◆ Records to use
——

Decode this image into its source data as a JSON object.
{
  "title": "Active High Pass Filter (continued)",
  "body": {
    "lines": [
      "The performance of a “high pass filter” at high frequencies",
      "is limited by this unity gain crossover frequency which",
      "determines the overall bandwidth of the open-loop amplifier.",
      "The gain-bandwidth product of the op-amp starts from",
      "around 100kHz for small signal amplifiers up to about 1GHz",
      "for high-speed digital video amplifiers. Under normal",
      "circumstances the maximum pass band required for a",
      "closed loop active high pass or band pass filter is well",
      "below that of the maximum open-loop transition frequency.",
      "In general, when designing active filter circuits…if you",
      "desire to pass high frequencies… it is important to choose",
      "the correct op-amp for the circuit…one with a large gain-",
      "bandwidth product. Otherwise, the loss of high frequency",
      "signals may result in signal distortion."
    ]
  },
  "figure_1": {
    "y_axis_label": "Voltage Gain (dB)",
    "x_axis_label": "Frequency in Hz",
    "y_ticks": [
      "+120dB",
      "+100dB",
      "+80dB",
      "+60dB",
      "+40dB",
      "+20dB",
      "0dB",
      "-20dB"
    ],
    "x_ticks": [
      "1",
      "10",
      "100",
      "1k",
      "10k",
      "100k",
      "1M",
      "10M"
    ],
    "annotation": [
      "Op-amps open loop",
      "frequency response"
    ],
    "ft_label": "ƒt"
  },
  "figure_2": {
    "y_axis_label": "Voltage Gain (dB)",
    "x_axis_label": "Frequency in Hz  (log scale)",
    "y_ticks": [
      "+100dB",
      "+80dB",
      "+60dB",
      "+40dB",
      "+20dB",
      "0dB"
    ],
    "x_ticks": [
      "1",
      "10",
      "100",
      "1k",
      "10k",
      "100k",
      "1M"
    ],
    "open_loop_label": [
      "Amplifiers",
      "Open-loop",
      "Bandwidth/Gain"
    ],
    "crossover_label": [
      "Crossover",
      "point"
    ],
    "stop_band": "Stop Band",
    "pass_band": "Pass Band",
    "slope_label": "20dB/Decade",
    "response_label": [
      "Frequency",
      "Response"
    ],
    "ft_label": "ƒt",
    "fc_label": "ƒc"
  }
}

——

Reproduce the material in full, with no word added or dropped.

Decode this image into its source data as a JSON object.
{
  "title": "Active High Pass Filter (continued)",
  "body": {
    "lines": [
      "The performance of a “high pass filter” at high frequencies",
      "is limited by this unity gain crossover frequency which",
      "determines the overall bandwidth of the open-loop amplifier.",
      "The gain-bandwidth product of the op-amp starts from",
      "around 100kHz for small signal amplifiers up to about 1GHz",
      "for high-speed digital video amplifiers. Under normal",
      "circumstances the maximum pass band required for a",
      "closed loop active high pass or band pass filter is well",
      "below that of the maximum open-loop transition frequency.",
      "In general, when designing active filter circuits…if you",
      "desire to pass high frequencies… it is important to choose",
      "the correct op-amp for the circuit…one with a large gain-",
      "bandwidth product. Otherwise, the loss of high frequency",
      "signals may result in signal distortion."
    ]
  },
  "figure_1": {
    "y_axis_label": "Voltage Gain (dB)",
    "x_axis_label": "Frequency in Hz",
    "y_ticks": [
      "+120dB",
      "+100dB",
      "+80dB",
      "+60dB",
      "+40dB",
      "+20dB",
      "0dB",
      "-20dB"
    ],
    "x_ticks": [
      "1",
      "10",
      "100",
      "1k",
      "10k",
      "100k",
      "1M",
      "10M"
    ],
    "annotation": [
      "Op-amps open loop",
      "frequency response"
    ],
    "ft_label": "ƒt"
  },
  "figure_2": {
    "y_axis_label": "Voltage Gain (dB)",
    "x_axis_label": "Frequency in Hz  (log scale)",
    "y_ticks": [
      "+100dB",
      "+80dB",
      "+60dB",
      "+40dB",
      "+20dB",
      "0dB"
    ],
    "x_ticks": [
      "1",
      "10",
      "100",
      "1k",
      "10k",
      "100k",
      "1M"
    ],
    "open_loop_label": [
      "Amplifiers",
      "Open-loop",
      "Bandwidth/Gain"
    ],
    "crossover_label": [
      "Crossover",
      "point"
    ],
    "stop_band": "Stop Band",
    "pass_band": "Pass Band",
    "slope_label": "20dB/Decade",
    "response_label": [
      "Frequency",
      "Response"
    ],
    "ft_label": "ƒt",
    "fc_label": "ƒc"
  }
}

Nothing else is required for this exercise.